— START DATA SHOWN —
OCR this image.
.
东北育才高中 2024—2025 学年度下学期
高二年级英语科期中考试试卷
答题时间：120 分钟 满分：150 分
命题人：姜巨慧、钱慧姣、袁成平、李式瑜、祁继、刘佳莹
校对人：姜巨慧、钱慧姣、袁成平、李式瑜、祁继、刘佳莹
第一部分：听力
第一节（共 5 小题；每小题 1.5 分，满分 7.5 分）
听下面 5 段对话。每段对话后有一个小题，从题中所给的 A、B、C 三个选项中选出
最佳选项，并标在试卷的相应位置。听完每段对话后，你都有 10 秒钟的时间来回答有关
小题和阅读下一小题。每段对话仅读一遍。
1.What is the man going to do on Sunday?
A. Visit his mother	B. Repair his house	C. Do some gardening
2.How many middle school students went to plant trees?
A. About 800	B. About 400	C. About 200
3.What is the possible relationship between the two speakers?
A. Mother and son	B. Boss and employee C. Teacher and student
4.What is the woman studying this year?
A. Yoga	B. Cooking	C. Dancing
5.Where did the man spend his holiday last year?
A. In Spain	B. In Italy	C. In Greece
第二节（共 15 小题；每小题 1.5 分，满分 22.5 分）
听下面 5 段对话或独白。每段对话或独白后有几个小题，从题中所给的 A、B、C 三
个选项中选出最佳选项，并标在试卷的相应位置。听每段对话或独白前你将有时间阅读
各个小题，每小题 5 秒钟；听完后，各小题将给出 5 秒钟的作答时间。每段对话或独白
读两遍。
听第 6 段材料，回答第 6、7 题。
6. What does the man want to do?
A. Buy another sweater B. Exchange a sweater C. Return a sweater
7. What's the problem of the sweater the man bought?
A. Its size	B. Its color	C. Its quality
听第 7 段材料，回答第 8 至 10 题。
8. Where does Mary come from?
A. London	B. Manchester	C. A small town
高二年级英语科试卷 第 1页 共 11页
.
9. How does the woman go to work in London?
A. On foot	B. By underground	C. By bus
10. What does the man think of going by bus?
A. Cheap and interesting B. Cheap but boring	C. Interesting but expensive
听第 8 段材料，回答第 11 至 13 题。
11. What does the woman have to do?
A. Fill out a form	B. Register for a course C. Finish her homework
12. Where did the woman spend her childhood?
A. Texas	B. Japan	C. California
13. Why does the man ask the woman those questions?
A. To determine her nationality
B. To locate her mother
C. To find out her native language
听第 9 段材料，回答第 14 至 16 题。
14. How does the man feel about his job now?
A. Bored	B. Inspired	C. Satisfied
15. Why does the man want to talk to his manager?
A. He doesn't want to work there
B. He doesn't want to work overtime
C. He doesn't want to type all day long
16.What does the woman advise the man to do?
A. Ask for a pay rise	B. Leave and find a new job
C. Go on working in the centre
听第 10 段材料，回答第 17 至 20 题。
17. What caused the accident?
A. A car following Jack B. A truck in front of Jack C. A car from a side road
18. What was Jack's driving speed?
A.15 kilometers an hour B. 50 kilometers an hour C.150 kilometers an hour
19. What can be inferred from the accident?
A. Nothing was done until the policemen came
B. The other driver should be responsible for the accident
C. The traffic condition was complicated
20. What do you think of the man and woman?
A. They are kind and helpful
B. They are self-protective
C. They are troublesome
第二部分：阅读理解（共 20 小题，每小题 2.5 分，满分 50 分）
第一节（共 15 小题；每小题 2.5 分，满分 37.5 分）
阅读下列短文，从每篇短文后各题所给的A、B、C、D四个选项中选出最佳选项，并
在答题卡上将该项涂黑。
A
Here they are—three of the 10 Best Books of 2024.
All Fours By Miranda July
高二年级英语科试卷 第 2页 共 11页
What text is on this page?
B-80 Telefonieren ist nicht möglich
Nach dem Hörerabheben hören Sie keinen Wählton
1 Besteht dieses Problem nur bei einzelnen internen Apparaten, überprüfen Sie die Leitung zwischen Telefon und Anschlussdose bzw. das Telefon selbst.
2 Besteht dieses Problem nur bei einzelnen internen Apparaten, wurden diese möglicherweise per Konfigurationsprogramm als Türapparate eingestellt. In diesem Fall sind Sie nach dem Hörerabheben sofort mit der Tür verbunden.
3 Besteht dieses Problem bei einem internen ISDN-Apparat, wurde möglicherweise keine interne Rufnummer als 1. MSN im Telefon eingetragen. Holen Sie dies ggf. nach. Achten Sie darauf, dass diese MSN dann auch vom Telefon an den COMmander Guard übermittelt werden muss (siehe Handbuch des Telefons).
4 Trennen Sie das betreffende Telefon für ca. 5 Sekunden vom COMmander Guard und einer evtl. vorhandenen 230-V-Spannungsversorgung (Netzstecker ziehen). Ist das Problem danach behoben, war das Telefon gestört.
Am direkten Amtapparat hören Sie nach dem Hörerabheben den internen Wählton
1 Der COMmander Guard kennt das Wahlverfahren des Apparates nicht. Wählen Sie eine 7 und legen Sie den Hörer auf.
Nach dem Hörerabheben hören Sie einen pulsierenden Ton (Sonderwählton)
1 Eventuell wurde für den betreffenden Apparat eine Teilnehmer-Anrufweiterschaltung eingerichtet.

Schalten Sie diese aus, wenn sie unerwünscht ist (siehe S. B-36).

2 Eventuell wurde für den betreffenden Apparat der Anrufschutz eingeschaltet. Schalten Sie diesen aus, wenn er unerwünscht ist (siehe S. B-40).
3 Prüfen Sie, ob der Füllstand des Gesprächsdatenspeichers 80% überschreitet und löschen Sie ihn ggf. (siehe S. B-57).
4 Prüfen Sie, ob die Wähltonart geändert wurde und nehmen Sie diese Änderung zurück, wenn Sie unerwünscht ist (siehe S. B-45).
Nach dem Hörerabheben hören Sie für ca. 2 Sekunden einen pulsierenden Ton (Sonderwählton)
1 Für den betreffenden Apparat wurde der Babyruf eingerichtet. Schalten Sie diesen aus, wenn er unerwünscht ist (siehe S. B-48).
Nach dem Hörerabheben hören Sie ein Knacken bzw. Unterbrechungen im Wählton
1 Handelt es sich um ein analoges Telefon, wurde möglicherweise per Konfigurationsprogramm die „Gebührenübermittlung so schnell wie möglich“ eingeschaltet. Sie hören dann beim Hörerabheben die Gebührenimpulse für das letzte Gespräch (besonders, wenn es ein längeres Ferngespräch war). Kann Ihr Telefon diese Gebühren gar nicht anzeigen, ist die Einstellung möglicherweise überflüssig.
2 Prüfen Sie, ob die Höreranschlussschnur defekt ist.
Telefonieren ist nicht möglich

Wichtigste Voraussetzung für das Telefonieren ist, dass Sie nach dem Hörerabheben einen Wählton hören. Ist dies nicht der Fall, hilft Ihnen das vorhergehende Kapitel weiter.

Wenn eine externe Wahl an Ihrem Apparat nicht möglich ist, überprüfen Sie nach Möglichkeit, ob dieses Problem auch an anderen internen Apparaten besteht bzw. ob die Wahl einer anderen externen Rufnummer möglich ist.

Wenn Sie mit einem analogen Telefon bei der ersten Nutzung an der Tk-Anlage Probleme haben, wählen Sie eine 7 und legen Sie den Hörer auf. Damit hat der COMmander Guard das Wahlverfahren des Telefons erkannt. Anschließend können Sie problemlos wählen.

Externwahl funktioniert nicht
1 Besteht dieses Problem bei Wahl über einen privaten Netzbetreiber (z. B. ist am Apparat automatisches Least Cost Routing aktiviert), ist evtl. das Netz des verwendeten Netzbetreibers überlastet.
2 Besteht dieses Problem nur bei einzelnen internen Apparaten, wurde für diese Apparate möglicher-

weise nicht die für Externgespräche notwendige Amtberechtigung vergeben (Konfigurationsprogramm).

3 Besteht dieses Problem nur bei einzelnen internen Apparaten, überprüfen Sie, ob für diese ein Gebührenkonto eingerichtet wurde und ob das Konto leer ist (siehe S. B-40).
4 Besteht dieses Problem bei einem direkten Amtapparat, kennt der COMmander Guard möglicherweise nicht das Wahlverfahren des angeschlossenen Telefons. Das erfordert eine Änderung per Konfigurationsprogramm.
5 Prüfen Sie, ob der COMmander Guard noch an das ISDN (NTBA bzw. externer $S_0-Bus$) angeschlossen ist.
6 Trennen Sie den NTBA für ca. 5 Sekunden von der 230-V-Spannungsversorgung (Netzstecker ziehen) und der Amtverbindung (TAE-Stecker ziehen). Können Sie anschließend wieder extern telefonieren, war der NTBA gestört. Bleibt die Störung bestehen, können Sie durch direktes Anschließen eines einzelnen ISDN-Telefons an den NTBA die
— END DATA SHOWN —
• _REQUEST_
Only a number is wanted: how many lines contain "think"?

• _SOLUTION TO THIS EXERCISE_
2